-- Material provided start --
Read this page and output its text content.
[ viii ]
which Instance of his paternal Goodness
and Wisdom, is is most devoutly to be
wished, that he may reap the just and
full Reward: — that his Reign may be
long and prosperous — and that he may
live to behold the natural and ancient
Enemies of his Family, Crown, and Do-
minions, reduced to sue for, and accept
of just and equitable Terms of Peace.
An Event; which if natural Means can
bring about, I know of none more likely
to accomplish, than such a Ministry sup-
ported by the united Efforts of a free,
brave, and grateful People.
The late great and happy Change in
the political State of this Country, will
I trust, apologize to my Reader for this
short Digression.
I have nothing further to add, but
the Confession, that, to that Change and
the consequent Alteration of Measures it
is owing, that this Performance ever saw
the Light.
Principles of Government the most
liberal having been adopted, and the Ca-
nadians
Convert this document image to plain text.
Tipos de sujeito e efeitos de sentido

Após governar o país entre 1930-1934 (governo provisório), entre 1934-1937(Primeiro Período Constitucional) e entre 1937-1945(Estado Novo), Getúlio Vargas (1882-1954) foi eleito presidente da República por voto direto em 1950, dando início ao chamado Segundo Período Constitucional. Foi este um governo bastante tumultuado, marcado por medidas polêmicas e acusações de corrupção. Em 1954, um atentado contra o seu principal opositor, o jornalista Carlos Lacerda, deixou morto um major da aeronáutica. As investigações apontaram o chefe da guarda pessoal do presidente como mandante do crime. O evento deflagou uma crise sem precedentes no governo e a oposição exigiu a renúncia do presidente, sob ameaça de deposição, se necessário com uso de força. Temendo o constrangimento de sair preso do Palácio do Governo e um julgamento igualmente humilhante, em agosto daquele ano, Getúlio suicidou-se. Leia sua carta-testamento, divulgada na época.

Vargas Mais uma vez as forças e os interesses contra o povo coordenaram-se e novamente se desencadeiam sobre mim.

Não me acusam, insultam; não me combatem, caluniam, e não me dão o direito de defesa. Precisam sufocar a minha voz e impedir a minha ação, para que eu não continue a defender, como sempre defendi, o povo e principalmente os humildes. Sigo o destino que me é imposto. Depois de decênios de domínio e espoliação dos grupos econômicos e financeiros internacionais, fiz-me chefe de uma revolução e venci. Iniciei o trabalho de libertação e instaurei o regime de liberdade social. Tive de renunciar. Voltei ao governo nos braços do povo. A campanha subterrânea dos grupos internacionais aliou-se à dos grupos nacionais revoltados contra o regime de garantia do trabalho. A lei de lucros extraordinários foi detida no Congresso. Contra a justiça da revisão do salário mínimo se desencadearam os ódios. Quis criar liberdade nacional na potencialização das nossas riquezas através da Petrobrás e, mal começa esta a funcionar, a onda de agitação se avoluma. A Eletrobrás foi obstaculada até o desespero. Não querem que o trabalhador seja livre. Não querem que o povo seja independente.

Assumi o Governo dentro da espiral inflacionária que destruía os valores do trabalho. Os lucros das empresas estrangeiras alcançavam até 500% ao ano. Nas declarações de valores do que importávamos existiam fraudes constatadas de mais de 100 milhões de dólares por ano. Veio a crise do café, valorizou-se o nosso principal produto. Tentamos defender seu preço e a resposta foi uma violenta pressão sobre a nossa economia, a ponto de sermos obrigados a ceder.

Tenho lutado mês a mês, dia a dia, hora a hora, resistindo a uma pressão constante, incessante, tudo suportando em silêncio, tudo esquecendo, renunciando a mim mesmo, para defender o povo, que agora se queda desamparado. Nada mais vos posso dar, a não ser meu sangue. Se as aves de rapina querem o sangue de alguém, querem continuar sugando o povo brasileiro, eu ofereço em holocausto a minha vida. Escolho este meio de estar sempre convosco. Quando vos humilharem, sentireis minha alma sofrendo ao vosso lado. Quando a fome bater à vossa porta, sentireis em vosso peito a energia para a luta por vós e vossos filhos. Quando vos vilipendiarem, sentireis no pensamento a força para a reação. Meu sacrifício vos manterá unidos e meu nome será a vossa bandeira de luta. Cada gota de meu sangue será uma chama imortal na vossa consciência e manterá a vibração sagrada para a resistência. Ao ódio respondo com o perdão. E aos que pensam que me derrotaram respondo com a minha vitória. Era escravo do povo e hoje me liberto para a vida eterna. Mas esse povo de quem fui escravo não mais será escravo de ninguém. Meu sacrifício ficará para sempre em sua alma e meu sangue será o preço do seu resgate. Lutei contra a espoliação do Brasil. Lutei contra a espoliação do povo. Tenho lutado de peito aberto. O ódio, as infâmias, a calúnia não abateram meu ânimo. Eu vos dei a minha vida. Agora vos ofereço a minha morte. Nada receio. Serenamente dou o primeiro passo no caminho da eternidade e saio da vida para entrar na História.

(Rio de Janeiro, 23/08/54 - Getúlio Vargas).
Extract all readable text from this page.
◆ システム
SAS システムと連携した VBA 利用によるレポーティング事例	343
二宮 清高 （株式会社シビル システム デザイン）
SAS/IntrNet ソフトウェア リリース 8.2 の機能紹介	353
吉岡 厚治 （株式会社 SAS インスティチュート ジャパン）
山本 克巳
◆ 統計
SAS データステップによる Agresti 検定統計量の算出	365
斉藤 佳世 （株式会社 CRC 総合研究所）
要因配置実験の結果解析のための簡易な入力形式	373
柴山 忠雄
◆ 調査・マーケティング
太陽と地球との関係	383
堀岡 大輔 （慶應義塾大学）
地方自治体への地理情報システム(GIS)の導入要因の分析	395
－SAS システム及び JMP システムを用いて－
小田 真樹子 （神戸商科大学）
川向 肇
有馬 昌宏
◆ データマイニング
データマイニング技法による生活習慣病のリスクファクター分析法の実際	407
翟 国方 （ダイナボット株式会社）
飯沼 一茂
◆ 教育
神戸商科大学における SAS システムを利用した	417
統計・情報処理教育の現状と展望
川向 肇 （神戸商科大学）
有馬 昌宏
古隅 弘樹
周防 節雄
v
-- Material provided end --
Restate the listing above word for word.

▸ Answer below
Read this page and output its text content.
[ viii ]
which Instance of his paternal Goodness
and Wisdom, is is most devoutly to be
wished, that he may reap the just and
full Reward: — that his Reign may be
long and prosperous — and that he may
live to behold the natural and ancient
Enemies of his Family, Crown, and Do-
minions, reduced to sue for, and accept
of just and equitable Terms of Peace.
An Event; which if natural Means can
bring about, I know of none more likely
to accomplish, than such a Ministry sup-
ported by the united Efforts of a free,
brave, and grateful People.
The late great and happy Change in
the political State of this Country, will
I trust, apologize to my Reader for this
short Digression.
I have nothing further to add, but
the Confession, that, to that Change and
the consequent Alteration of Measures it
is owing, that this Performance ever saw
the Light.
Principles of Government the most
liberal having been adopted, and the Ca-
nadians
Convert this document image to plain text.
Tipos de sujeito e efeitos de sentido

Após governar o país entre 1930-1934 (governo provisório), entre 1934-1937(Primeiro Período Constitucional) e entre 1937-1945(Estado Novo), Getúlio Vargas (1882-1954) foi eleito presidente da República por voto direto em 1950, dando início ao chamado Segundo Período Constitucional. Foi este um governo bastante tumultuado, marcado por medidas polêmicas e acusações de corrupção. Em 1954, um atentado contra o seu principal opositor, o jornalista Carlos Lacerda, deixou morto um major da aeronáutica. As investigações apontaram o chefe da guarda pessoal do presidente como mandante do crime. O evento deflagou uma crise sem precedentes no governo e a oposição exigiu a renúncia do presidente, sob ameaça de deposição, se necessário com uso de força. Temendo o constrangimento de sair preso do Palácio do Governo e um julgamento igualmente humilhante, em agosto daquele ano, Getúlio suicidou-se. Leia sua carta-testamento, divulgada na época.

Vargas Mais uma vez as forças e os interesses contra o povo coordenaram-se e novamente se desencadeiam sobre mim.

Não me acusam, insultam; não me combatem, caluniam, e não me dão o direito de defesa. Precisam sufocar a minha voz e impedir a minha ação, para que eu não continue a defender, como sempre defendi, o povo e principalmente os humildes. Sigo o destino que me é imposto. Depois de decênios de domínio e espoliação dos grupos econômicos e financeiros internacionais, fiz-me chefe de uma revolução e venci. Iniciei o trabalho de libertação e instaurei o regime de liberdade social. Tive de renunciar. Voltei ao governo nos braços do povo. A campanha subterrânea dos grupos internacionais aliou-se à dos grupos nacionais revoltados contra o regime de garantia do trabalho. A lei de lucros extraordinários foi detida no Congresso. Contra a justiça da revisão do salário mínimo se desencadearam os ódios. Quis criar liberdade nacional na potencialização das nossas riquezas através da Petrobrás e, mal começa esta a funcionar, a onda de agitação se avoluma. A Eletrobrás foi obstaculada até o desespero. Não querem que o trabalhador seja livre. Não querem que o povo seja independente.

Assumi o Governo dentro da espiral inflacionária que destruía os valores do trabalho. Os lucros das empresas estrangeiras alcançavam até 500% ao ano. Nas declarações de valores do que importávamos existiam fraudes constatadas de mais de 100 milhões de dólares por ano. Veio a crise do café, valorizou-se o nosso principal produto. Tentamos defender seu preço e a resposta foi uma violenta pressão sobre a nossa economia, a ponto de sermos obrigados a ceder.

Tenho lutado mês a mês, dia a dia, hora a hora, resistindo a uma pressão constante, incessante, tudo suportando em silêncio, tudo esquecendo, renunciando a mim mesmo, para defender o povo, que agora se queda desamparado. Nada mais vos posso dar, a não ser meu sangue. Se as aves de rapina querem o sangue de alguém, querem continuar sugando o povo brasileiro, eu ofereço em holocausto a minha vida. Escolho este meio de estar sempre convosco. Quando vos humilharem, sentireis minha alma sofrendo ao vosso lado. Quando a fome bater à vossa porta, sentireis em vosso peito a energia para a luta por vós e vossos filhos. Quando vos vilipendiarem, sentireis no pensamento a força para a reação. Meu sacrifício vos manterá unidos e meu nome será a vossa bandeira de luta. Cada gota de meu sangue será uma chama imortal na vossa consciência e manterá a vibração sagrada para a resistência. Ao ódio respondo com o perdão. E aos que pensam que me derrotaram respondo com a minha vitória. Era escravo do povo e hoje me liberto para a vida eterna. Mas esse povo de quem fui escravo não mais será escravo de ninguém. Meu sacrifício ficará para sempre em sua alma e meu sangue será o preço do seu resgate. Lutei contra a espoliação do Brasil. Lutei contra a espoliação do povo. Tenho lutado de peito aberto. O ódio, as infâmias, a calúnia não abateram meu ânimo. Eu vos dei a minha vida. Agora vos ofereço a minha morte. Nada receio. Serenamente dou o primeiro passo no caminho da eternidade e saio da vida para entrar na História.

(Rio de Janeiro, 23/08/54 - Getúlio Vargas).
Extract all readable text from this page.
◆ システム
SAS システムと連携した VBA 利用によるレポーティング事例	343
二宮 清高 （株式会社シビル システム デザイン）
SAS/IntrNet ソフトウェア リリース 8.2 の機能紹介	353
吉岡 厚治 （株式会社 SAS インスティチュート ジャパン）
山本 克巳
◆ 統計
SAS データステップによる Agresti 検定統計量の算出	365
斉藤 佳世 （株式会社 CRC 総合研究所）
要因配置実験の結果解析のための簡易な入力形式	373
柴山 忠雄
◆ 調査・マーケティング
太陽と地球との関係	383
堀岡 大輔 （慶應義塾大学）
地方自治体への地理情報システム(GIS)の導入要因の分析	395
－SAS システム及び JMP システムを用いて－
小田 真樹子 （神戸商科大学）
川向 肇
有馬 昌宏
◆ データマイニング
データマイニング技法による生活習慣病のリスクファクター分析法の実際	407
翟 国方 （ダイナボット株式会社）
飯沼 一茂
◆ 教育
神戸商科大学における SAS システムを利用した	417
統計・情報処理教育の現状と展望
川向 肇 （神戸商科大学）
有馬 昌宏
古隅 弘樹
周防 節雄
v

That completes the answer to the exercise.